What you should do: Output the full listing below exactly as it reads, and skip anything that is a picture.

Records shown:
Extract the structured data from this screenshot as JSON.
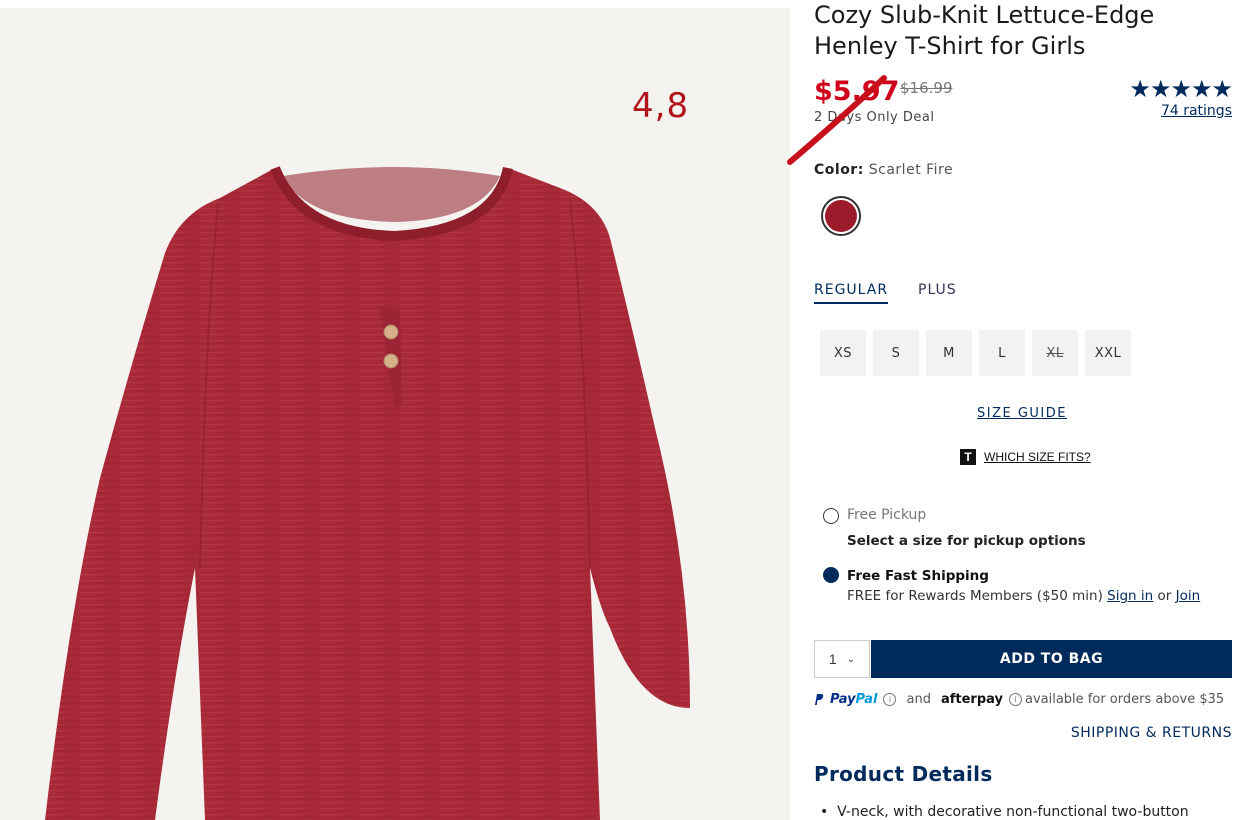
{
  "product": {
    "title": "Cozy Slub-Knit Lettuce-Edge Henley T-Shirt for Girls",
    "sale_price": "$5.97",
    "original_price": "$16.99",
    "deal_text": "2 Days Only Deal",
    "stars": "★★★★★",
    "rating_value": 5,
    "ratings_count": "74 ratings",
    "image_annotation": "4,8"
  },
  "color": {
    "label": "Color:",
    "name": "Scarlet Fire",
    "swatch_hex": "#9c1c2c"
  },
  "fit_tabs": [
    "REGULAR",
    "PLUS"
  ],
  "sizes": [
    {
      "label": "XS",
      "available": true
    },
    {
      "label": "S",
      "available": true
    },
    {
      "label": "M",
      "available": true
    },
    {
      "label": "L",
      "available": true
    },
    {
      "label": "XL",
      "available": false
    },
    {
      "label": "XXL",
      "available": true
    }
  ],
  "size_guide": "SIZE GUIDE",
  "which_size_fits": {
    "logo": "T",
    "text": "WHICH SIZE FITS?"
  },
  "fulfillment": {
    "pickup_label": "Free Pickup",
    "pickup_sub": "Select a size for pickup options",
    "shipping_label": "Free Fast Shipping",
    "shipping_sub": "FREE for Rewards Members ($50 min)",
    "sign_in": "Sign in",
    "or": "or",
    "join": "Join"
  },
  "cart": {
    "quantity": "1",
    "add_to_bag": "ADD TO BAG"
  },
  "payment": {
    "paypal_a": "Pay",
    "paypal_b": "Pal",
    "and": "and",
    "afterpay": "afterpay",
    "note": "available for orders above $35"
  },
  "shipping_returns": "SHIPPING & RETURNS",
  "details": {
    "heading": "Product Details",
    "bullets": [
      "V-neck, with decorative non-functional two-button"
    ]
  },
  "colors": {
    "brand_navy": "#002a5c",
    "sale_red": "#d0021b"
  }
}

Task solution:
Extract the structured data from this screenshot as JSON.
{
  "product": {
    "title": "Cozy Slub-Knit Lettuce-Edge Henley T-Shirt for Girls",
    "sale_price": "$5.97",
    "original_price": "$16.99",
    "deal_text": "2 Days Only Deal",
    "stars": "★★★★★",
    "rating_value": 5,
    "ratings_count": "74 ratings",
    "image_annotation": "4,8"
  },
  "color": {
    "label": "Color:",
    "name": "Scarlet Fire",
    "swatch_hex": "#9c1c2c"
  },
  "fit_tabs": [
    "REGULAR",
    "PLUS"
  ],
  "sizes": [
    {
      "label": "XS",
      "available": true
    },
    {
      "label": "S",
      "available": true
    },
    {
      "label": "M",
      "available": true
    },
    {
      "label": "L",
      "available": true
    },
    {
      "label": "XL",
      "available": false
    },
    {
      "label": "XXL",
      "available": true
    }
  ],
  "size_guide": "SIZE GUIDE",
  "which_size_fits": {
    "logo": "T",
    "text": "WHICH SIZE FITS?"
  },
  "fulfillment": {
    "pickup_label": "Free Pickup",
    "pickup_sub": "Select a size for pickup options",
    "shipping_label": "Free Fast Shipping",
    "shipping_sub": "FREE for Rewards Members ($50 min)",
    "sign_in": "Sign in",
    "or": "or",
    "join": "Join"
  },
  "cart": {
    "quantity": "1",
    "add_to_bag": "ADD TO BAG"
  },
  "payment": {
    "paypal_a": "Pay",
    "paypal_b": "Pal",
    "and": "and",
    "afterpay": "afterpay",
    "note": "available for orders above $35"
  },
  "shipping_returns": "SHIPPING & RETURNS",
  "details": {
    "heading": "Product Details",
    "bullets": [
      "V-neck, with decorative non-functional two-button"
    ]
  },
  "colors": {
    "brand_navy": "#002a5c",
    "sale_red": "#d0021b"
  }
}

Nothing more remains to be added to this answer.